- [WHAT IS REQUIRED]
Leave out any pictures and transcribe all other data below exactly.

- [SUPPLIED RECORDS]

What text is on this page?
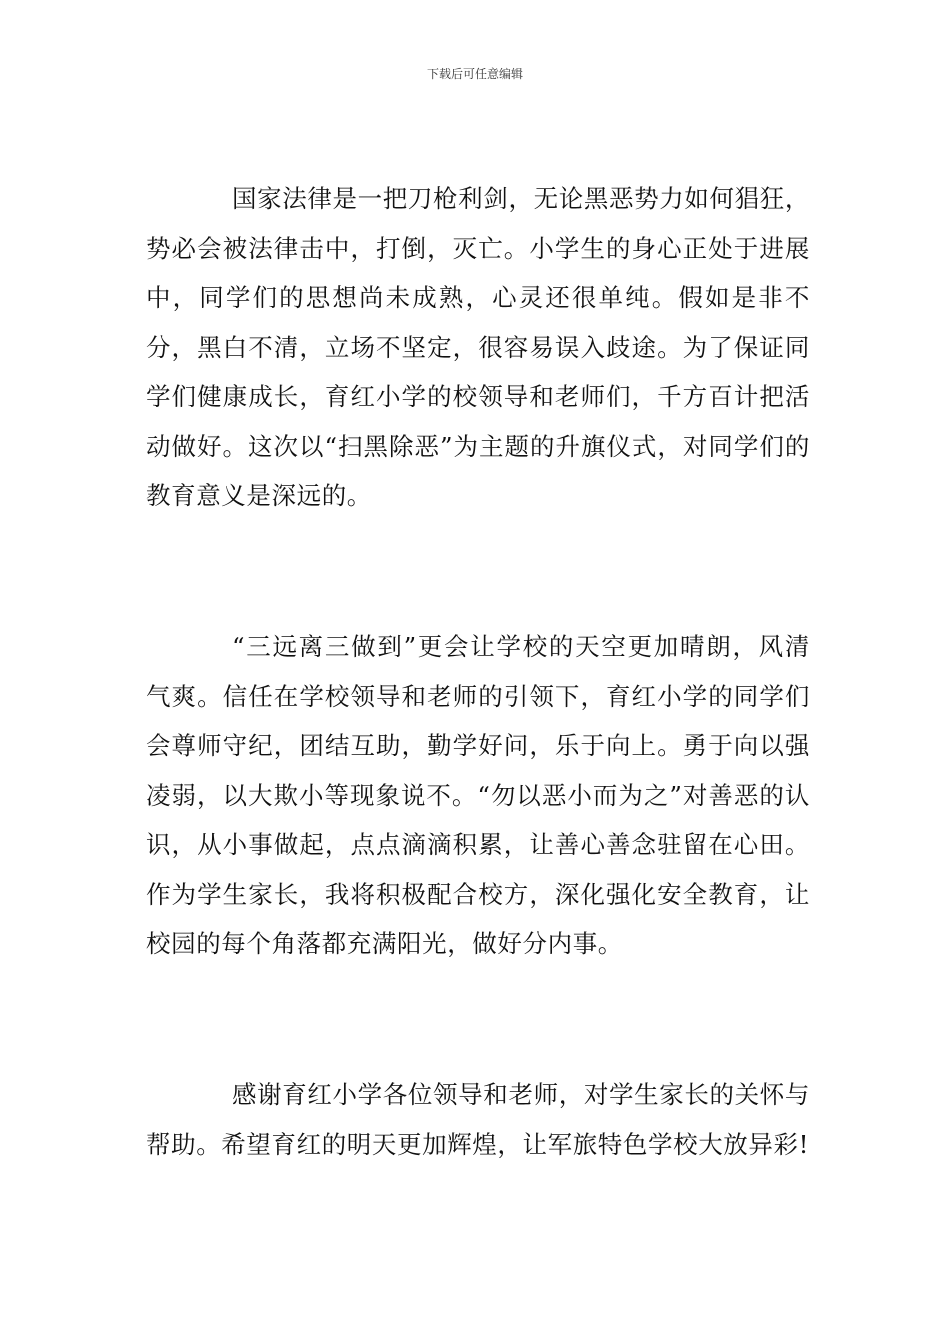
下载后可任意编辑

国家法律是一把刀枪利剑，无论黑恶势力如何猖狂，势必会被法律击中，打倒，灭亡。小学生的身心正处于进展中，同学们的思想尚未成熟，心灵还很单纯。假如是非不分，黑白不清，立场不坚定，很容易误入歧途。为了保证同学们健康成长，育红小学的校领导和老师们，千方百计把活动做好。这次以“扫黑除恶”为主题的升旗仪式，对同学们的教育意义是深远的。

“三远离三做到”更会让学校的天空更加晴朗，风清气爽。信任在学校领导和老师的引领下，育红小学的同学们会尊师守纪，团结互助，勤学好问，乐于向上。勇于向以强凌弱，以大欺小等现象说不。“勿以恶小而为之”对善恶的认识，从小事做起，点点滴滴积累，让善心善念驻留在心田。作为学生家长，我将积极配合校方，深化强化安全教育，让校园的每个角落都充满阳光，做好分内事。

感谢育红小学各位领导和老师，对学生家长的关怀与帮助。希望育红的明天更加辉煌，让军旅特色学校大放异彩!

- [ANSWER TO THE PROBLEM]
What text is on this page?
下载后可任意编辑

国家法律是一把刀枪利剑，无论黑恶势力如何猖狂，势必会被法律击中，打倒，灭亡。小学生的身心正处于进展中，同学们的思想尚未成熟，心灵还很单纯。假如是非不分，黑白不清，立场不坚定，很容易误入歧途。为了保证同学们健康成长，育红小学的校领导和老师们，千方百计把活动做好。这次以“扫黑除恶”为主题的升旗仪式，对同学们的教育意义是深远的。

“三远离三做到”更会让学校的天空更加晴朗，风清气爽。信任在学校领导和老师的引领下，育红小学的同学们会尊师守纪，团结互助，勤学好问，乐于向上。勇于向以强凌弱，以大欺小等现象说不。“勿以恶小而为之”对善恶的认识，从小事做起，点点滴滴积累，让善心善念驻留在心田。作为学生家长，我将积极配合校方，深化强化安全教育，让校园的每个角落都充满阳光，做好分内事。

感谢育红小学各位领导和老师，对学生家长的关怀与帮助。希望育红的明天更加辉煌，让军旅特色学校大放异彩!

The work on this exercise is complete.